[Extracted records]

------------------------

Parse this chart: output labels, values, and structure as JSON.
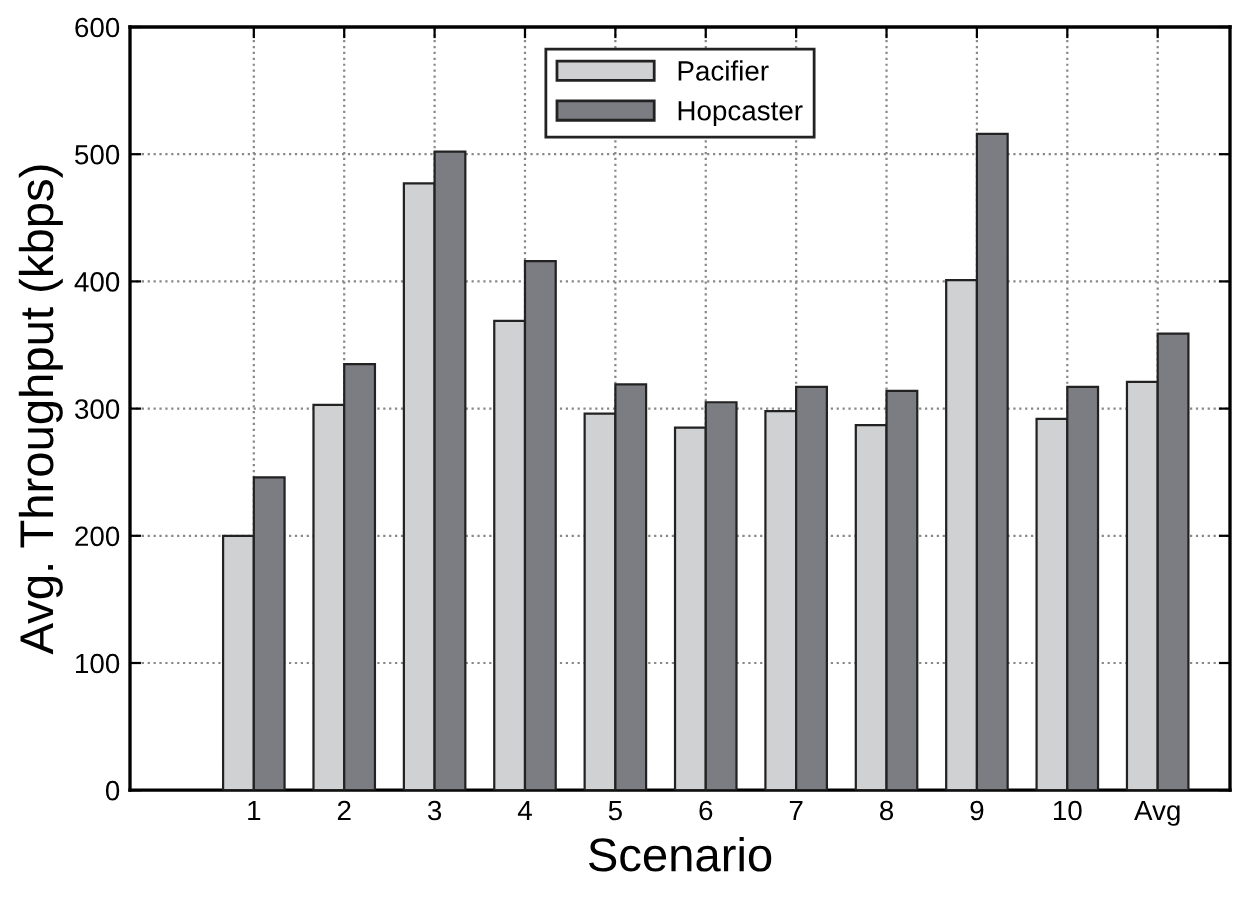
{
  "chart_data": {
    "type": "bar",
    "xlabel": "Scenario",
    "ylabel": "Avg. Throughput (kbps)",
    "categories": [
      "1",
      "2",
      "3",
      "4",
      "5",
      "6",
      "7",
      "8",
      "9",
      "10",
      "Avg"
    ],
    "series": [
      {
        "name": "Pacifier",
        "color": "#d0d1d3",
        "values": [
          200,
          303,
          477,
          369,
          296,
          285,
          298,
          287,
          401,
          292,
          321
        ]
      },
      {
        "name": "Hopcaster",
        "color": "#7c7d82",
        "values": [
          246,
          335,
          502,
          416,
          319,
          305,
          317,
          314,
          516,
          317,
          359
        ]
      }
    ],
    "ylim": [
      0,
      600
    ],
    "yticks": [
      0,
      100,
      200,
      300,
      400,
      500,
      600
    ],
    "grid": true,
    "legend": "top"
  }
}
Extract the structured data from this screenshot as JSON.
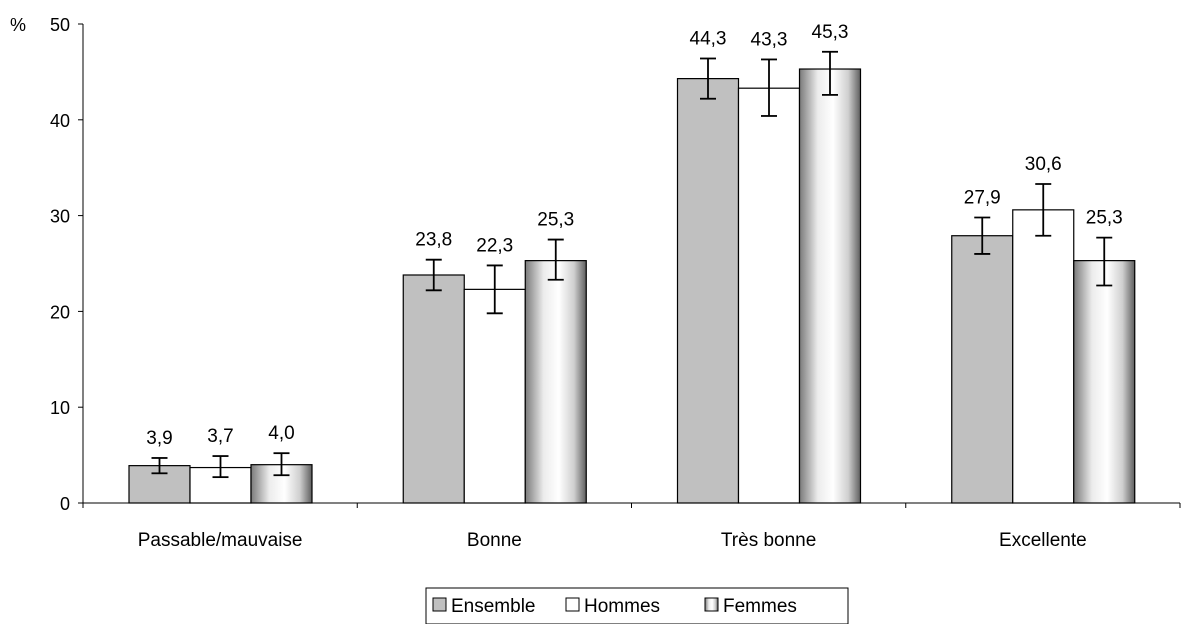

------------------------

**Aim of the exercise:**
Transcribe all of the records above character for character. Exclude the pictures.

**Output for this exercise:**
Parse this chart: output labels, values, and structure as JSON.
{
  "chart_data": {
    "type": "bar",
    "xlabel": "Scenario",
    "ylabel": "Avg. Throughput (kbps)",
    "categories": [
      "1",
      "2",
      "3",
      "4",
      "5",
      "6",
      "7",
      "8",
      "9",
      "10",
      "Avg"
    ],
    "series": [
      {
        "name": "Pacifier",
        "color": "#d0d1d3",
        "values": [
          200,
          303,
          477,
          369,
          296,
          285,
          298,
          287,
          401,
          292,
          321
        ]
      },
      {
        "name": "Hopcaster",
        "color": "#7c7d82",
        "values": [
          246,
          335,
          502,
          416,
          319,
          305,
          317,
          314,
          516,
          317,
          359
        ]
      }
    ],
    "ylim": [
      0,
      600
    ],
    "yticks": [
      0,
      100,
      200,
      300,
      400,
      500,
      600
    ],
    "grid": true,
    "legend": "top"
  }
}
Extract the structured data from this screenshot as JSON.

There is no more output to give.